Scan the lines below for "icon"; report the number of lines that contain it, and only that.

□ □ □ □ □ □ □

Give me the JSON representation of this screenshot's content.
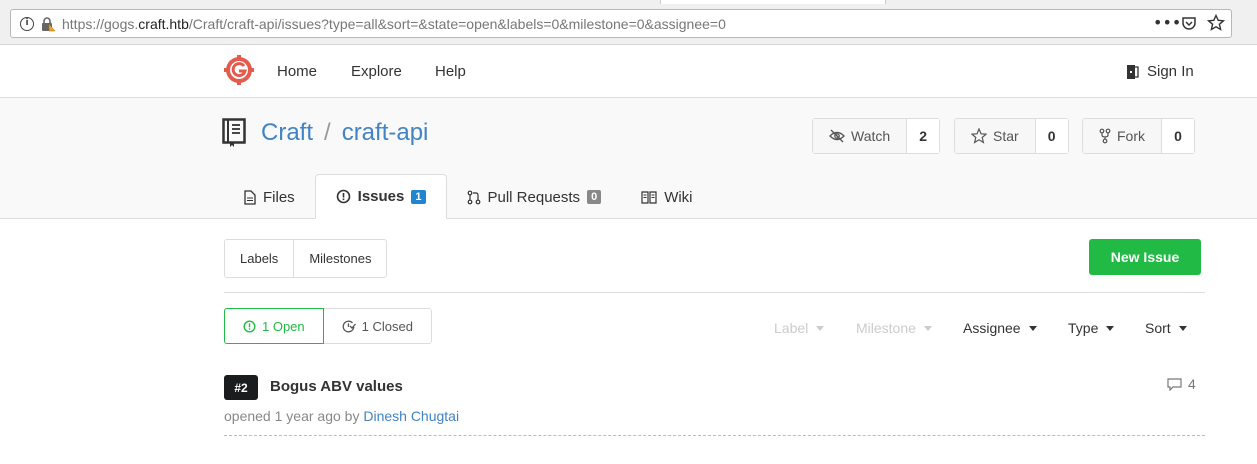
{
  "browser": {
    "url_prefix": "https://gogs.",
    "url_domain": "craft.htb",
    "url_suffix": "/Craft/craft-api/issues?type=all&sort=&state=open&labels=0&milestone=0&assignee=0",
    "more_icon": "more-icon",
    "pocket_icon": "pocket-icon",
    "star_icon": "star-icon"
  },
  "nav": {
    "items": [
      "Home",
      "Explore",
      "Help"
    ],
    "signin": "Sign In"
  },
  "repo": {
    "owner": "Craft",
    "separator": "/",
    "name": "craft-api",
    "watch": {
      "label": "Watch",
      "count": "2"
    },
    "star": {
      "label": "Star",
      "count": "0"
    },
    "fork": {
      "label": "Fork",
      "count": "0"
    }
  },
  "tabs": [
    {
      "label": "Files"
    },
    {
      "label": "Issues",
      "badge": "1"
    },
    {
      "label": "Pull Requests",
      "badge": "0"
    },
    {
      "label": "Wiki"
    }
  ],
  "toolbar": {
    "labels": "Labels",
    "milestones": "Milestones",
    "new_issue": "New Issue"
  },
  "states": {
    "open": "1 Open",
    "closed": "1 Closed"
  },
  "filters": {
    "label": "Label",
    "milestone": "Milestone",
    "assignee": "Assignee",
    "type": "Type",
    "sort": "Sort"
  },
  "issues": [
    {
      "number": "#2",
      "title": "Bogus ABV values",
      "comments": "4",
      "opened": "opened 1 year ago by",
      "author": "Dinesh Chugtai"
    }
  ],
  "colors": {
    "accent": "#4183c4",
    "green": "#21ba45",
    "blue_badge": "#2185d0"
  }
}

□ □ □ □ □ □ □

▸ **Solution to the problem**:
3